### Set problem:
Search the records for "兰语神韵" and copy each line that holds it.

### Extracted data entries:
___
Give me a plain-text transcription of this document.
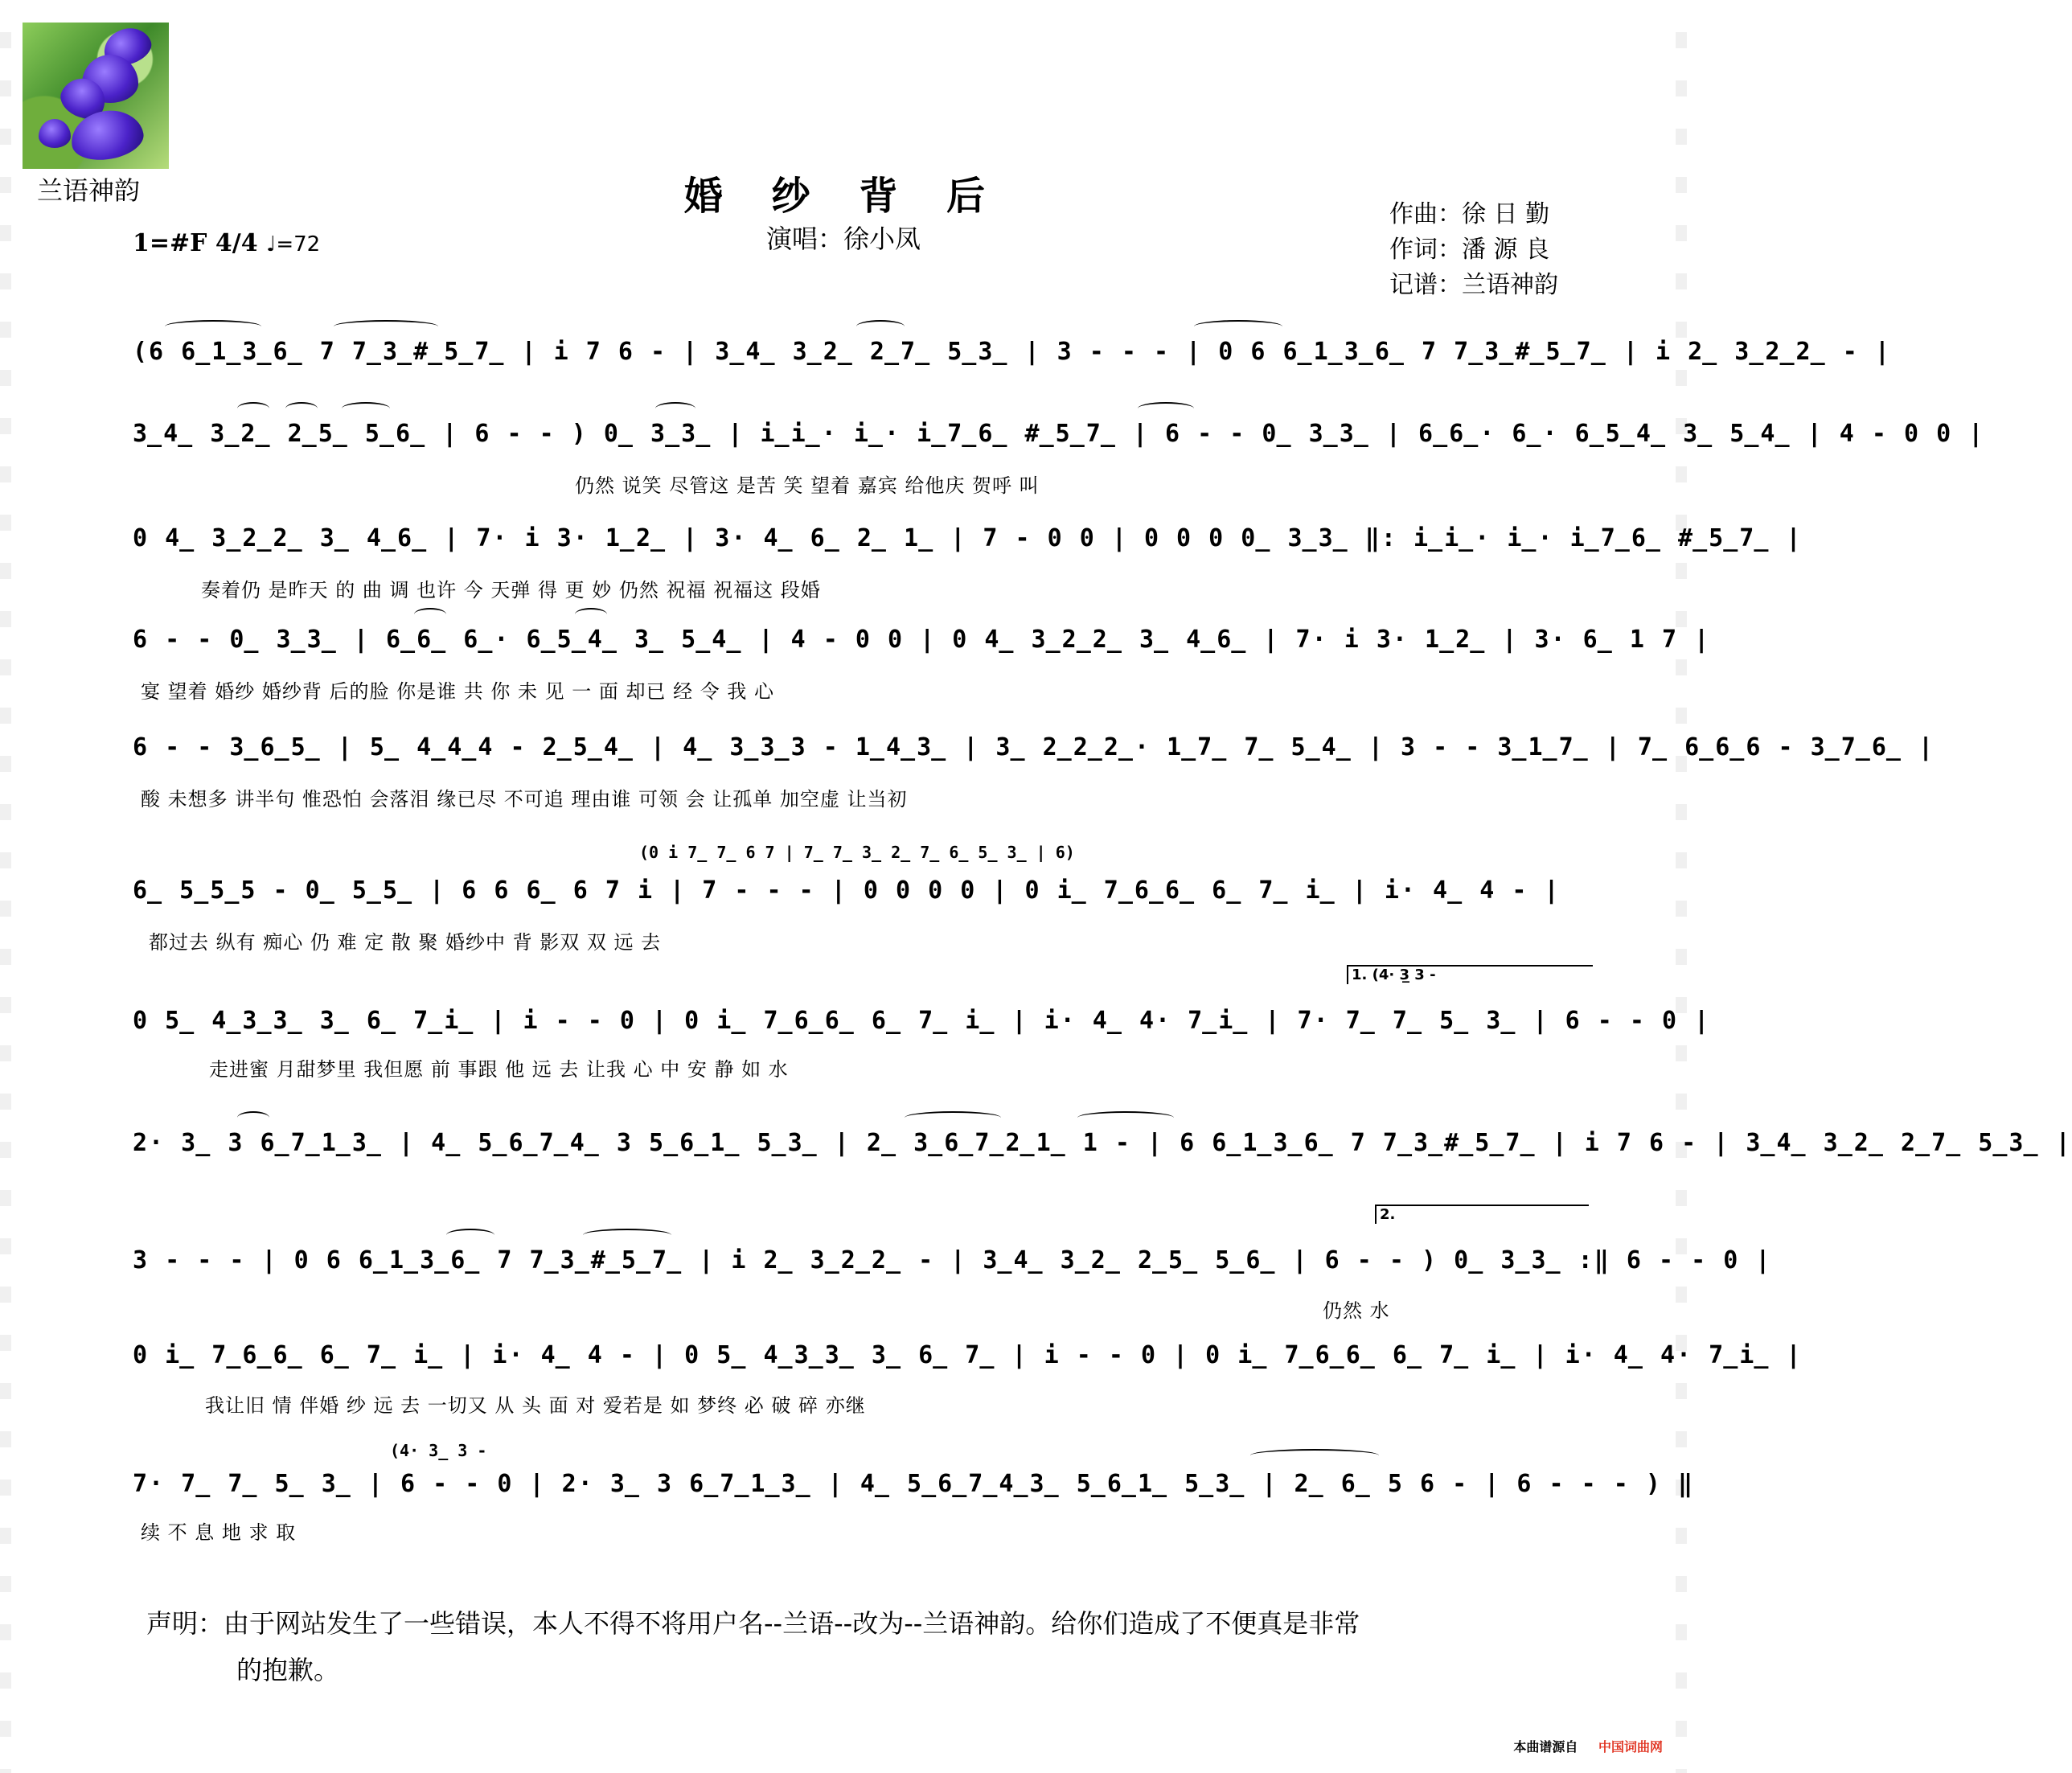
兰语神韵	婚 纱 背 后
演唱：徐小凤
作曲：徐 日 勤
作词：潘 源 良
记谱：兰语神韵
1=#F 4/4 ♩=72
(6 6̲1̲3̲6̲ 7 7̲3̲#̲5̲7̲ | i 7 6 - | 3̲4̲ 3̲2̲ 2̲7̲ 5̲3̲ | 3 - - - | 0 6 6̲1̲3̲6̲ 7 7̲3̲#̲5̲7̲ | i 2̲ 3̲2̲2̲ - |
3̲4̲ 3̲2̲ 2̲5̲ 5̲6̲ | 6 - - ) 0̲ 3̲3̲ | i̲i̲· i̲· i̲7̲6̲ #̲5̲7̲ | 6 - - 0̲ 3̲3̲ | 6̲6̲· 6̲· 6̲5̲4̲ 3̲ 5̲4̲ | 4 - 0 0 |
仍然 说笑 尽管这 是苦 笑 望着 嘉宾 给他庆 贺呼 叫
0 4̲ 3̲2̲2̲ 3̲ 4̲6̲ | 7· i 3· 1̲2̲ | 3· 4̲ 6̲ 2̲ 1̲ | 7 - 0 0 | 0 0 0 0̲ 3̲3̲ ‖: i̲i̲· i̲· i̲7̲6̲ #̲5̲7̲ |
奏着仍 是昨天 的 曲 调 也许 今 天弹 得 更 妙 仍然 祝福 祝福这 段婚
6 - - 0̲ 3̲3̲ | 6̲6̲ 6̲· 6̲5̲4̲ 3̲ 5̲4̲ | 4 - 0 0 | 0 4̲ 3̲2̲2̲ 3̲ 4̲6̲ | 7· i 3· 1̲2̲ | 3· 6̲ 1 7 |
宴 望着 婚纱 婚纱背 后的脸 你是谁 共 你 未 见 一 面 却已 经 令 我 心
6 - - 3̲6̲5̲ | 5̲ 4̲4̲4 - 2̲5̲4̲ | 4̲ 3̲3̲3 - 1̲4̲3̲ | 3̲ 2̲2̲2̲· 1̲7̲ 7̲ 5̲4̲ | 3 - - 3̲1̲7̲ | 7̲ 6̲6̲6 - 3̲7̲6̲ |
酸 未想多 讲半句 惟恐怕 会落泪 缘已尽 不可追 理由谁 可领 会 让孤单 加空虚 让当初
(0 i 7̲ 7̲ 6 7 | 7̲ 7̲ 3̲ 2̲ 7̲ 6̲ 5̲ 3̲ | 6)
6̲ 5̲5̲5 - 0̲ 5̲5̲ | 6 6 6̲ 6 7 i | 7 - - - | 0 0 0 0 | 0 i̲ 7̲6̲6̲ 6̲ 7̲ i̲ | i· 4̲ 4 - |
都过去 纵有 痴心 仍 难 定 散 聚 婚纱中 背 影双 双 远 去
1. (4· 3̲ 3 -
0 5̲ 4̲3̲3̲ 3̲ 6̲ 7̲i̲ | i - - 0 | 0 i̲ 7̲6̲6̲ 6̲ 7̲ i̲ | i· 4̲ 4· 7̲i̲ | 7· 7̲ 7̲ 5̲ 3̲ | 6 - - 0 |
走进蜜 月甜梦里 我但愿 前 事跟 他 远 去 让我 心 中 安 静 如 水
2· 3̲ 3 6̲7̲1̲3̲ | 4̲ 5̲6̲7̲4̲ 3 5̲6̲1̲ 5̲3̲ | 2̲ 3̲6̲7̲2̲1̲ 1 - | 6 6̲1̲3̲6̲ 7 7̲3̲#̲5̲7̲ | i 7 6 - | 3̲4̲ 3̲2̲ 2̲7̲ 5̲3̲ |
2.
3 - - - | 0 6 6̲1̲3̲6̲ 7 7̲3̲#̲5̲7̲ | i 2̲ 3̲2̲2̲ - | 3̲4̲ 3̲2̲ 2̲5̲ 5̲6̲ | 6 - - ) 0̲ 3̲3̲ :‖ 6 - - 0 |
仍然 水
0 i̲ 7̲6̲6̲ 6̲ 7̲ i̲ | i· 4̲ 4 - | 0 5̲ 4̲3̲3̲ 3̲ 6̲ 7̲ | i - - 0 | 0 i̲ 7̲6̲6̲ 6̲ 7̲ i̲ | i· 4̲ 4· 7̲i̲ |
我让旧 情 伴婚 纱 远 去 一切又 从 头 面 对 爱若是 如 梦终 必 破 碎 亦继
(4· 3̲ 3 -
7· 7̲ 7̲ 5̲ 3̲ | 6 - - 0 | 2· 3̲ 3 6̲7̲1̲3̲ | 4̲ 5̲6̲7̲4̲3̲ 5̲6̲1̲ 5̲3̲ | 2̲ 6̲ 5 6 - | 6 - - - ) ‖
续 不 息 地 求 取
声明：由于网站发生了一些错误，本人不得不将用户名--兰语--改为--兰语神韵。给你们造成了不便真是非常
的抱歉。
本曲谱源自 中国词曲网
___
### Task result:
兰语神韵	婚 纱 背 后
记谱：兰语神韵
声明：由于网站发生了一些错误，本人不得不将用户名--兰语--改为--兰语神韵。给你们造成了不便真是非常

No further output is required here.